Copy all the data exactly, except the pictures.

Stored entries
####################

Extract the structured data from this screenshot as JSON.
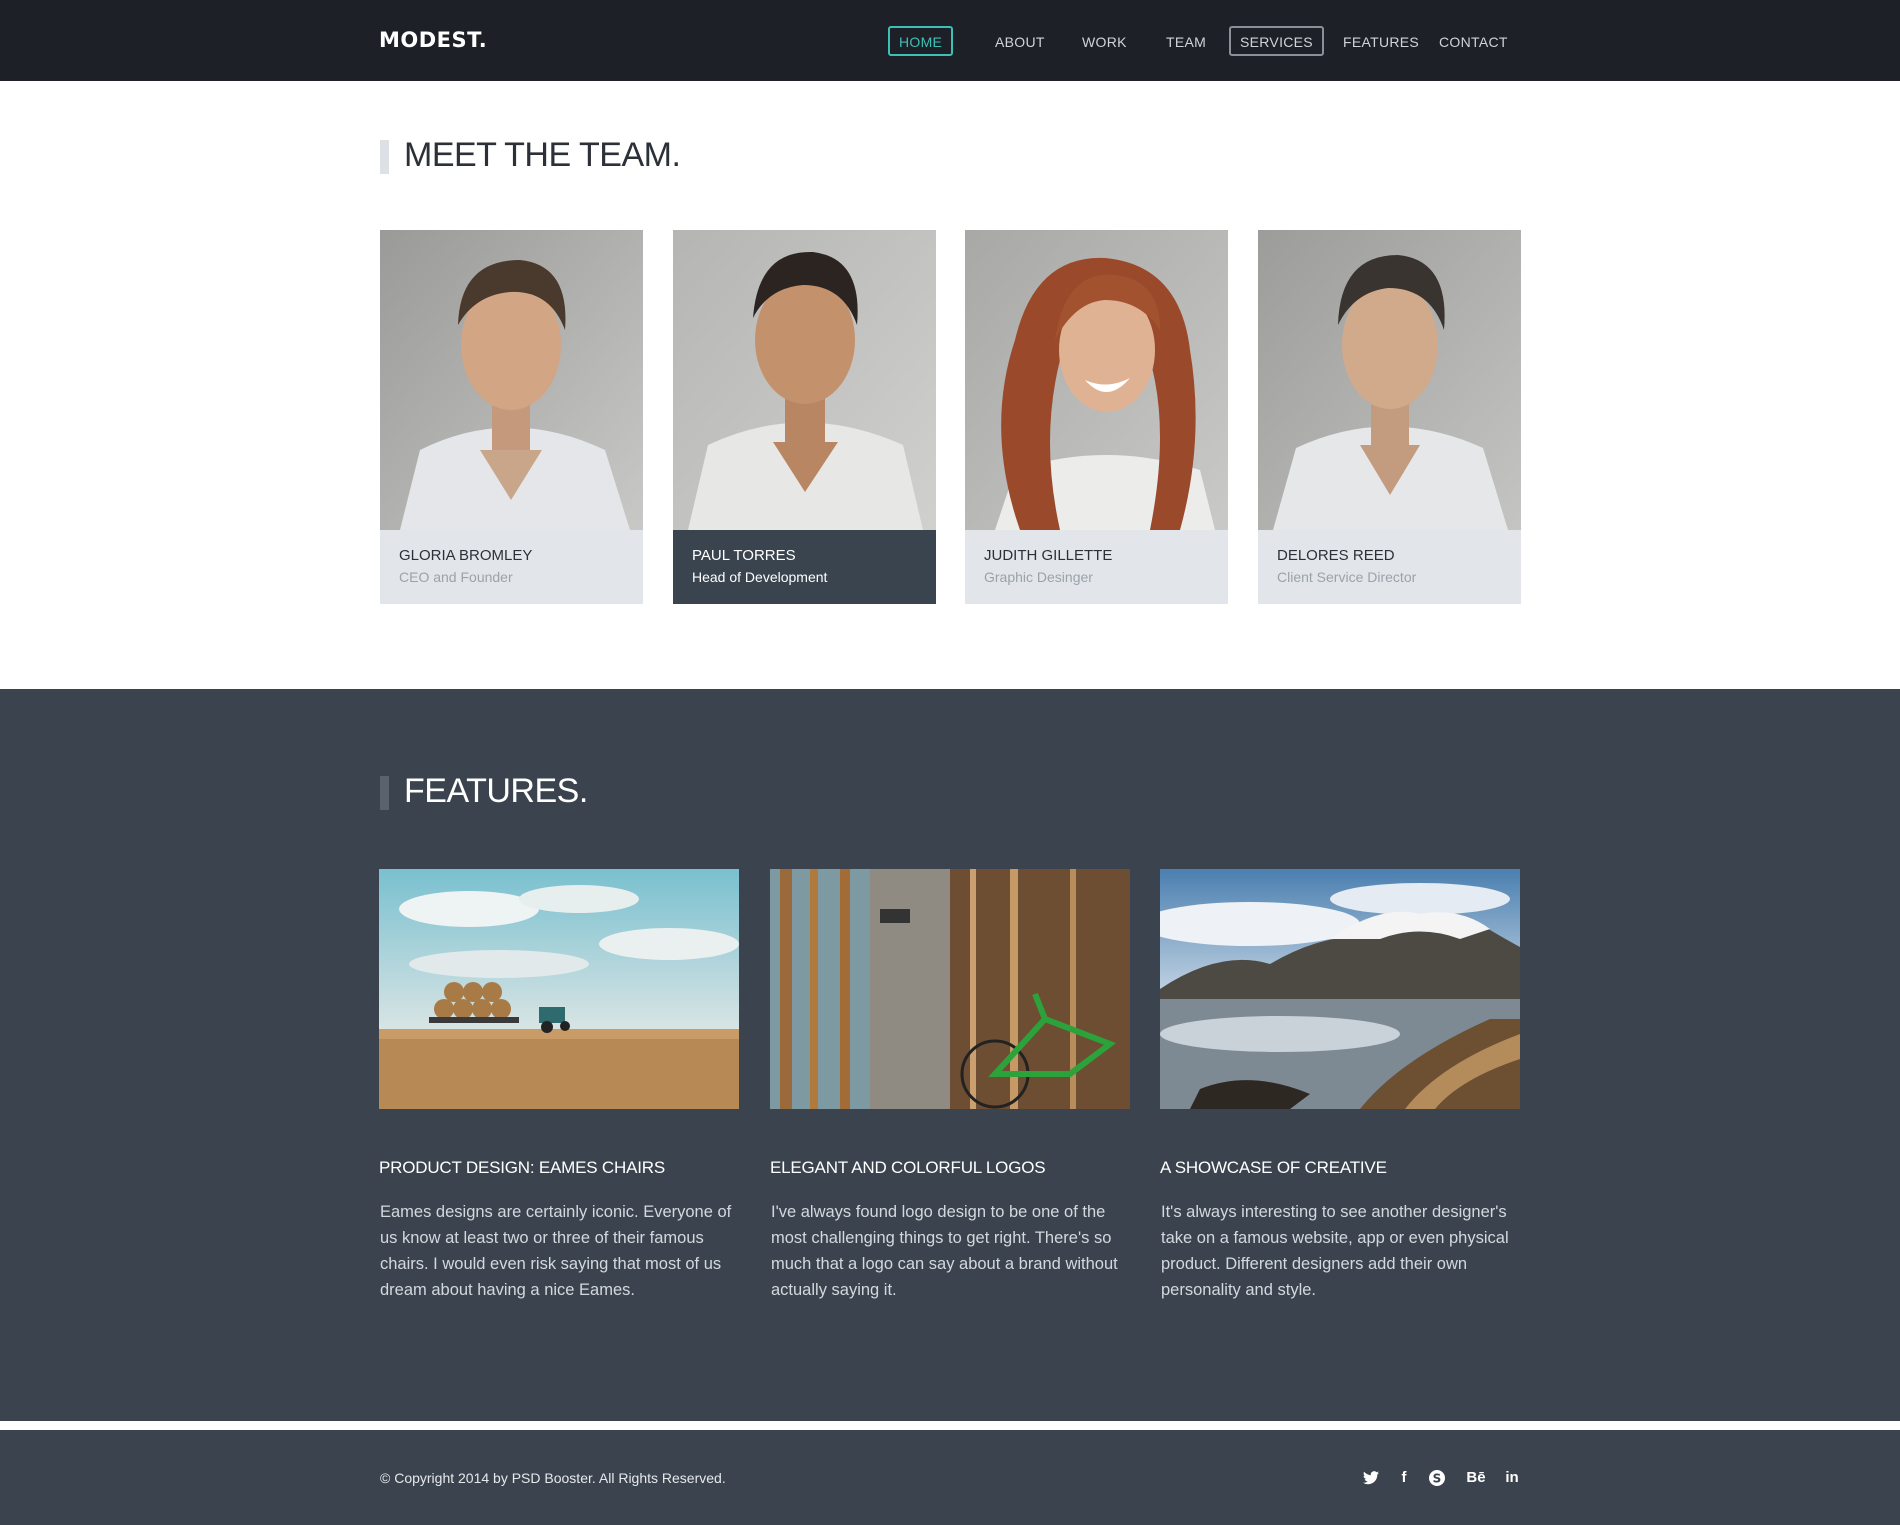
{
  "header": {
    "logo": "MODEST.",
    "nav": [
      {
        "label": "HOME",
        "state": "active"
      },
      {
        "label": "ABOUT",
        "state": "normal"
      },
      {
        "label": "WORK",
        "state": "normal"
      },
      {
        "label": "TEAM",
        "state": "normal"
      },
      {
        "label": "SERVICES",
        "state": "boxed"
      },
      {
        "label": "FEATURES",
        "state": "normal"
      },
      {
        "label": "CONTACT",
        "state": "normal"
      }
    ]
  },
  "team": {
    "title": "MEET THE TEAM.",
    "members": [
      {
        "name": "GLORIA BROMLEY",
        "role": "CEO and Founder"
      },
      {
        "name": "PAUL TORRES",
        "role": "Head of Development"
      },
      {
        "name": "JUDITH GILLETTE",
        "role": "Graphic Desinger"
      },
      {
        "name": "DELORES REED",
        "role": "Client Service Director"
      }
    ]
  },
  "features": {
    "title": "FEATURES.",
    "items": [
      {
        "title": "PRODUCT DESIGN: EAMES CHAIRS",
        "text": "Eames designs are certainly iconic. Everyone of us know at least two or three of their famous chairs. I would even risk saying that most of us dream about having a nice Eames."
      },
      {
        "title": "ELEGANT AND COLORFUL LOGOS",
        "text": "I've always found logo design to be one of the most challenging things to get right. There's so much that a logo can say about a brand without actually saying it."
      },
      {
        "title": "A SHOWCASE OF CREATIVE",
        "text": "It's always interesting to see another designer's take on a famous website, app or even physical product. Different designers add their own personality and style."
      }
    ]
  },
  "footer": {
    "copyright": "© Copyright 2014 by PSD Booster. All Rights Reserved.",
    "social": [
      {
        "icon": "twitter-icon",
        "glyph": "t"
      },
      {
        "icon": "facebook-icon",
        "glyph": "f"
      },
      {
        "icon": "skype-icon",
        "glyph": "S"
      },
      {
        "icon": "behance-icon",
        "glyph": "Bē"
      },
      {
        "icon": "linkedin-icon",
        "glyph": "in"
      }
    ]
  },
  "colors": {
    "accent": "#3dc0b5",
    "header_bg": "#1d2127",
    "dark_bg": "#3b444e",
    "caption_bg": "#e2e6ea"
  }
}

####################

• _Result_:
Extract the structured data from this screenshot as JSON.
{
  "header": {
    "logo": "MODEST.",
    "nav": [
      {
        "label": "HOME",
        "state": "active"
      },
      {
        "label": "ABOUT",
        "state": "normal"
      },
      {
        "label": "WORK",
        "state": "normal"
      },
      {
        "label": "TEAM",
        "state": "normal"
      },
      {
        "label": "SERVICES",
        "state": "boxed"
      },
      {
        "label": "FEATURES",
        "state": "normal"
      },
      {
        "label": "CONTACT",
        "state": "normal"
      }
    ]
  },
  "team": {
    "title": "MEET THE TEAM.",
    "members": [
      {
        "name": "GLORIA BROMLEY",
        "role": "CEO and Founder"
      },
      {
        "name": "PAUL TORRES",
        "role": "Head of Development"
      },
      {
        "name": "JUDITH GILLETTE",
        "role": "Graphic Desinger"
      },
      {
        "name": "DELORES REED",
        "role": "Client Service Director"
      }
    ]
  },
  "features": {
    "title": "FEATURES.",
    "items": [
      {
        "title": "PRODUCT DESIGN: EAMES CHAIRS",
        "text": "Eames designs are certainly iconic. Everyone of us know at least two or three of their famous chairs. I would even risk saying that most of us dream about having a nice Eames."
      },
      {
        "title": "ELEGANT AND COLORFUL LOGOS",
        "text": "I've always found logo design to be one of the most challenging things to get right. There's so much that a logo can say about a brand without actually saying it."
      },
      {
        "title": "A SHOWCASE OF CREATIVE",
        "text": "It's always interesting to see another designer's take on a famous website, app or even physical product. Different designers add their own personality and style."
      }
    ]
  },
  "footer": {
    "copyright": "© Copyright 2014 by PSD Booster. All Rights Reserved.",
    "social": [
      {
        "icon": "twitter-icon",
        "glyph": "t"
      },
      {
        "icon": "facebook-icon",
        "glyph": "f"
      },
      {
        "icon": "skype-icon",
        "glyph": "S"
      },
      {
        "icon": "behance-icon",
        "glyph": "Bē"
      },
      {
        "icon": "linkedin-icon",
        "glyph": "in"
      }
    ]
  },
  "colors": {
    "accent": "#3dc0b5",
    "header_bg": "#1d2127",
    "dark_bg": "#3b444e",
    "caption_bg": "#e2e6ea"
  }
}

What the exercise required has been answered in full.